─── Material shown ───

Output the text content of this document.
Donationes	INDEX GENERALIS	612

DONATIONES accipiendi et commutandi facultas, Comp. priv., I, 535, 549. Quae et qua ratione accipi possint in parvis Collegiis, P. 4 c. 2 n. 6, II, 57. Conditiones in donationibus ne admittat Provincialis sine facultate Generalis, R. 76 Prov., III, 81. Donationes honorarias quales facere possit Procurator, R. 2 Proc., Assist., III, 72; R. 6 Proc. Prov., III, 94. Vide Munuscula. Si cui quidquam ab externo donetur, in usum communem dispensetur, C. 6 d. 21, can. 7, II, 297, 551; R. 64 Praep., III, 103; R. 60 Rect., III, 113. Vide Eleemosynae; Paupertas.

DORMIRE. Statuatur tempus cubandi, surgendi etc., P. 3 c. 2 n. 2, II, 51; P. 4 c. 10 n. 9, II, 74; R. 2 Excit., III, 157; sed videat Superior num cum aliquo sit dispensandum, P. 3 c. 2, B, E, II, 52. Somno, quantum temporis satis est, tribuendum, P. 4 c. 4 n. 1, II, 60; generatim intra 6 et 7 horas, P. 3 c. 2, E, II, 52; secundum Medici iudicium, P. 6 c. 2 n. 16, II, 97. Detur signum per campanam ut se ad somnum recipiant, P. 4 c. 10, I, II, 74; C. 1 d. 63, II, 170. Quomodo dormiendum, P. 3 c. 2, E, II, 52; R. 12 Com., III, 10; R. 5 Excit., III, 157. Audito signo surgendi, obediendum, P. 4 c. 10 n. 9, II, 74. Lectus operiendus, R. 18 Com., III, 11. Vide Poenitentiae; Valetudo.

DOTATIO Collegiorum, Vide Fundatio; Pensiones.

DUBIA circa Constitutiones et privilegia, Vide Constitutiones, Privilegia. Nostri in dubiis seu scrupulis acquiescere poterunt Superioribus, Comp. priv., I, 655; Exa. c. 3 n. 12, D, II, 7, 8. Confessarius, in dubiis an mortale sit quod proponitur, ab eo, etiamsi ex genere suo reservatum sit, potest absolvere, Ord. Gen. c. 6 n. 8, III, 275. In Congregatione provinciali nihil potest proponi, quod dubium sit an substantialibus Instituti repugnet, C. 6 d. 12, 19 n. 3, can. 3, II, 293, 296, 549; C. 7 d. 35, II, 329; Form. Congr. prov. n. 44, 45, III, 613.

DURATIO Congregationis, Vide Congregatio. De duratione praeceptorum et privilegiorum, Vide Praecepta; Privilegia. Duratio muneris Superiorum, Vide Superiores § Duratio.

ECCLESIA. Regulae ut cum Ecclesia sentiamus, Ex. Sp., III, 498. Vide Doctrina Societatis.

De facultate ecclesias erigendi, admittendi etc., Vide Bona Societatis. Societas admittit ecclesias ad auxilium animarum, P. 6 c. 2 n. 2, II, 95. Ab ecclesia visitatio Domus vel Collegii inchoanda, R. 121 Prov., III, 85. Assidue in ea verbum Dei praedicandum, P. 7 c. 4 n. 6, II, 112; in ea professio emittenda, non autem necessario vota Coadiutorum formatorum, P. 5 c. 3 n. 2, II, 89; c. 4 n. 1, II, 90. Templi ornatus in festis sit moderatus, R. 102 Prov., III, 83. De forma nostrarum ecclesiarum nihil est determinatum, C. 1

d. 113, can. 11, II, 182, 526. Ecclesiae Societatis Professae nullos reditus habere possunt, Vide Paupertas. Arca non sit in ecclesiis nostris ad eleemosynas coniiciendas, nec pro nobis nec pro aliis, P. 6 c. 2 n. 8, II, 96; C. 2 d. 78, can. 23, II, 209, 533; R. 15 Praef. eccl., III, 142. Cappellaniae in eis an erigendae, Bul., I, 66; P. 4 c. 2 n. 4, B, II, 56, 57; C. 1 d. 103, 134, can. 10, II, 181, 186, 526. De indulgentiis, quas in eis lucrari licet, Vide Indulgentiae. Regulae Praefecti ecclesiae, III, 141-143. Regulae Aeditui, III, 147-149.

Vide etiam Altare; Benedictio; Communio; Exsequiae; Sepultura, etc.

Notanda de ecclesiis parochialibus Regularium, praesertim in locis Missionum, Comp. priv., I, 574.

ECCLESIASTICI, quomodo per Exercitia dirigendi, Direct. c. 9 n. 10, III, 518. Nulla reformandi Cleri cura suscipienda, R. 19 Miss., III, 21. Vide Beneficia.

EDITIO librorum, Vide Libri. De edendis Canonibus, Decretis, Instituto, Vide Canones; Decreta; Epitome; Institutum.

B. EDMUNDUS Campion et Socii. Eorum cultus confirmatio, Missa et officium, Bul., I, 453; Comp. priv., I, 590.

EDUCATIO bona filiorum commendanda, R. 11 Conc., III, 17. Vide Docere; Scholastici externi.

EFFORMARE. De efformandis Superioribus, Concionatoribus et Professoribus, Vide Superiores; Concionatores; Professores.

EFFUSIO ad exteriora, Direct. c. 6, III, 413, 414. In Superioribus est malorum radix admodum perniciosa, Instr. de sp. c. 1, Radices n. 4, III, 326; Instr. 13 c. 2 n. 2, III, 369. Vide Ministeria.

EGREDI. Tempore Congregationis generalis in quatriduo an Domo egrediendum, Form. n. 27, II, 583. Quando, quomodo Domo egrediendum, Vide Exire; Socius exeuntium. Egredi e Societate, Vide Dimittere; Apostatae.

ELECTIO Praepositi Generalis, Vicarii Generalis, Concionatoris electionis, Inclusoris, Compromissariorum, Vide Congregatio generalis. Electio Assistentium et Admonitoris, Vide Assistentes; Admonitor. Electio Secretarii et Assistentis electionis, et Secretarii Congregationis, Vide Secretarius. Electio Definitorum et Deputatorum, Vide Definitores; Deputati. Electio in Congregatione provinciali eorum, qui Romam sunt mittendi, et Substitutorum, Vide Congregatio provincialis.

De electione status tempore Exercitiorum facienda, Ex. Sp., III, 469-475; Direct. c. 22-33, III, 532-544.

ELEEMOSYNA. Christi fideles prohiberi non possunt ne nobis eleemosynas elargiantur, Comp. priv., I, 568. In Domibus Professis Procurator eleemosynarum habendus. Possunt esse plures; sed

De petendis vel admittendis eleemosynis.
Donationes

───

Pick out every line of the listing containing the word "nobis", and show those lines.

### [Solution for this problem]
d. 113, can. 11, II, 182, 526. Ecclesiae Societatis Professae nullos reditus habere possunt, Vide Paupertas. Arca non sit in ecclesiis nostris ad eleemosynas coniiciendas, nec pro nobis nec pro aliis, P. 6 c. 2 n. 8, II, 96; C. 2 d. 78, can. 23, II, 209, 533; R. 15 Praef. eccl., III, 142. Cappellaniae in eis an erigendae, Bul., I, 66; P. 4 c. 2 n. 4, B, II, 56, 57; C. 1 d. 103, 134, can. 10, II, 181, 186, 526. De indulgentiis, quas in eis lucrari licet, Vide Indulgentiae. Regulae Praefecti ecclesiae, III, 141-143. Regulae Aeditui, III, 147-149.
ELEEMOSYNA. Christi fideles prohiberi non possunt ne nobis eleemosynas elargiantur, Comp. priv., I, 568. In Domibus Professis Procurator eleemosynarum habendus. Possunt esse plures; sed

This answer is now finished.